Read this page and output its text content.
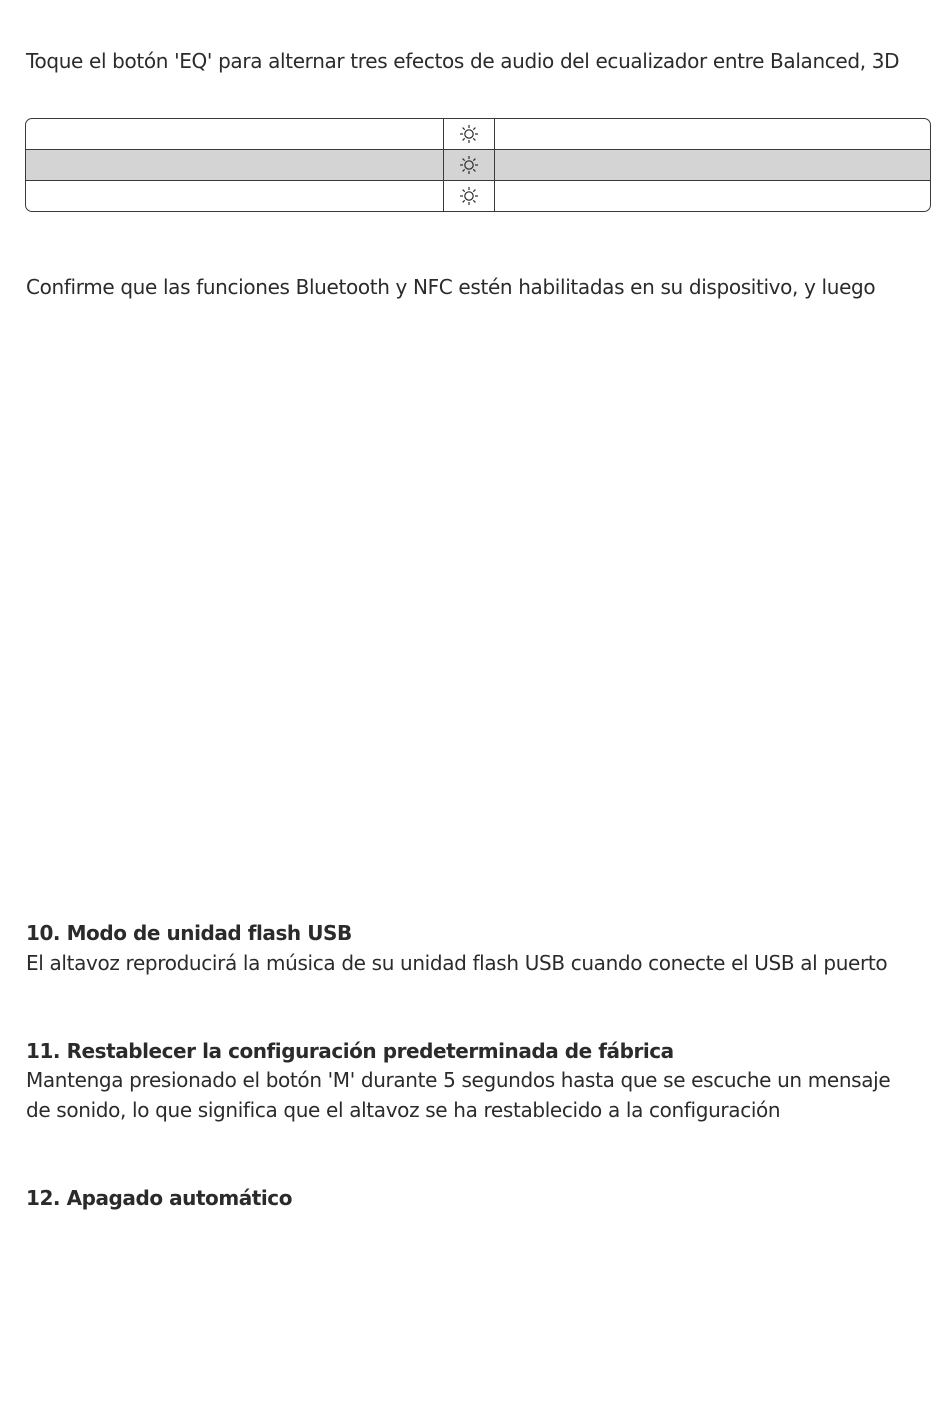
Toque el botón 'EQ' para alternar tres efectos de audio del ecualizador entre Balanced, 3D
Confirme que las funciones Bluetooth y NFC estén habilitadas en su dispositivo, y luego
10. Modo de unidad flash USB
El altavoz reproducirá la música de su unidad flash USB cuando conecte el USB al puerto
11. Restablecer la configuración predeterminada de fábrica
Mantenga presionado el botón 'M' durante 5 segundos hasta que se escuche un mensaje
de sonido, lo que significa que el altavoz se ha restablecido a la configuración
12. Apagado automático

========================

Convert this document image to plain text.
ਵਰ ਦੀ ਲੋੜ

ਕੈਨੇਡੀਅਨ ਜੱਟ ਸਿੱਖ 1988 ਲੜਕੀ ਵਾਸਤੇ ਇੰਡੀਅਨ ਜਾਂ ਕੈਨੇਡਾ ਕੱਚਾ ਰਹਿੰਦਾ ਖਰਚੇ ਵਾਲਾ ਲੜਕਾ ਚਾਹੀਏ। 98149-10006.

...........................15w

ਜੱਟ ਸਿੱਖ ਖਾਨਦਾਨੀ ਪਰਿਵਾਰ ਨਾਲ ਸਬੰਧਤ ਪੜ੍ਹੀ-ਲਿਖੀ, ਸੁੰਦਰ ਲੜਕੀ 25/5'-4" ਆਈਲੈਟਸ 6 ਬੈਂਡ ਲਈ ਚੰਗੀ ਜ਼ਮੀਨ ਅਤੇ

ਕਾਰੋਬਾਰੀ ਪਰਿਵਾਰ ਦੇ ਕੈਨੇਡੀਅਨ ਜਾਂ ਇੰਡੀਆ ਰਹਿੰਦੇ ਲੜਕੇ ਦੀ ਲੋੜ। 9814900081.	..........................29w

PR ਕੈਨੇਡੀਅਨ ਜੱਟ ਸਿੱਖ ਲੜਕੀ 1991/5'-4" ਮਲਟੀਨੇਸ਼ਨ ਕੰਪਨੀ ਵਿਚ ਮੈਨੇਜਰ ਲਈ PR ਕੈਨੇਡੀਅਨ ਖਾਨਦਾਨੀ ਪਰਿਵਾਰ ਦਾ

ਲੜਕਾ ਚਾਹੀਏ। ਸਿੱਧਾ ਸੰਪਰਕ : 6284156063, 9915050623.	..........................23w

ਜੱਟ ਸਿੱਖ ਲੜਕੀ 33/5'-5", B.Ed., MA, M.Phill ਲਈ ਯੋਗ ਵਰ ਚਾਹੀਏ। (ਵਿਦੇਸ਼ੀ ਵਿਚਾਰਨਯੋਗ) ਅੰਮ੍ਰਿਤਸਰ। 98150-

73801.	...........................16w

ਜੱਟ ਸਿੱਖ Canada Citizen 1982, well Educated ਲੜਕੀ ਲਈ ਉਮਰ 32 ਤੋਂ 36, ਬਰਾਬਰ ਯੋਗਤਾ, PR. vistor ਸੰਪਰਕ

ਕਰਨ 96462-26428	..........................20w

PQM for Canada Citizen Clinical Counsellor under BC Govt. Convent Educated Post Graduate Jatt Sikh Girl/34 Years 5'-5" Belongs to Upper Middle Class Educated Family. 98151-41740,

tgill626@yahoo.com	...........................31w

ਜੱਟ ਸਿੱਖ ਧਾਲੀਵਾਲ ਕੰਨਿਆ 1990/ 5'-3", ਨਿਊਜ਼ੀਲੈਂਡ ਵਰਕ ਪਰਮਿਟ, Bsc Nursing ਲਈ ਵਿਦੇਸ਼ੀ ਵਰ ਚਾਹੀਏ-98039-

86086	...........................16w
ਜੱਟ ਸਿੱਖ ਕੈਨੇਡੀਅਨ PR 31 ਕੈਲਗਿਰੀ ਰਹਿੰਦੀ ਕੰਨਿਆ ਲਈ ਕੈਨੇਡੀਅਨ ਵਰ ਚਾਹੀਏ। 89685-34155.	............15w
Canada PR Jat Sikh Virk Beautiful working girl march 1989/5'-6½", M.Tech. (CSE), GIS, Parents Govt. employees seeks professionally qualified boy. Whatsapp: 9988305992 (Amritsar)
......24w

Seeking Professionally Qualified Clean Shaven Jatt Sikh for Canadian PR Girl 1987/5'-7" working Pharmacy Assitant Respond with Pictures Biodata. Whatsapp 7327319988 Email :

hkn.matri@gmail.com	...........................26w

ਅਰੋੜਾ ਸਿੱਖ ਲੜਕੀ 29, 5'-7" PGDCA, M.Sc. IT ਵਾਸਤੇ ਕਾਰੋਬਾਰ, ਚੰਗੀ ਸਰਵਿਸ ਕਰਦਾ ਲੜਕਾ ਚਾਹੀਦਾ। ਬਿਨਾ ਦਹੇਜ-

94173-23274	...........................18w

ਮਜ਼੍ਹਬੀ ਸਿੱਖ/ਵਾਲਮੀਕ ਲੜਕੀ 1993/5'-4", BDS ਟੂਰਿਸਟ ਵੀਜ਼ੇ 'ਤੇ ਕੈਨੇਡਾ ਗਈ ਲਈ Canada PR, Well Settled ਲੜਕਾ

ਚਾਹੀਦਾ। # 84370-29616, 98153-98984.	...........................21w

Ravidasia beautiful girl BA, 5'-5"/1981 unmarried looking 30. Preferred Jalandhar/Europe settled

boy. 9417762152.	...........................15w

========================

## [EXERCISE OBJECTIVE]
Gather each line from the entries above that includes the word "altavoz".

## [RESULT OF THE EXERCISE]
El altavoz reproducirá la música de su unidad flash USB cuando conecte el USB al puerto
de sonido, lo que significa que el altavoz se ha restablecido a la configuración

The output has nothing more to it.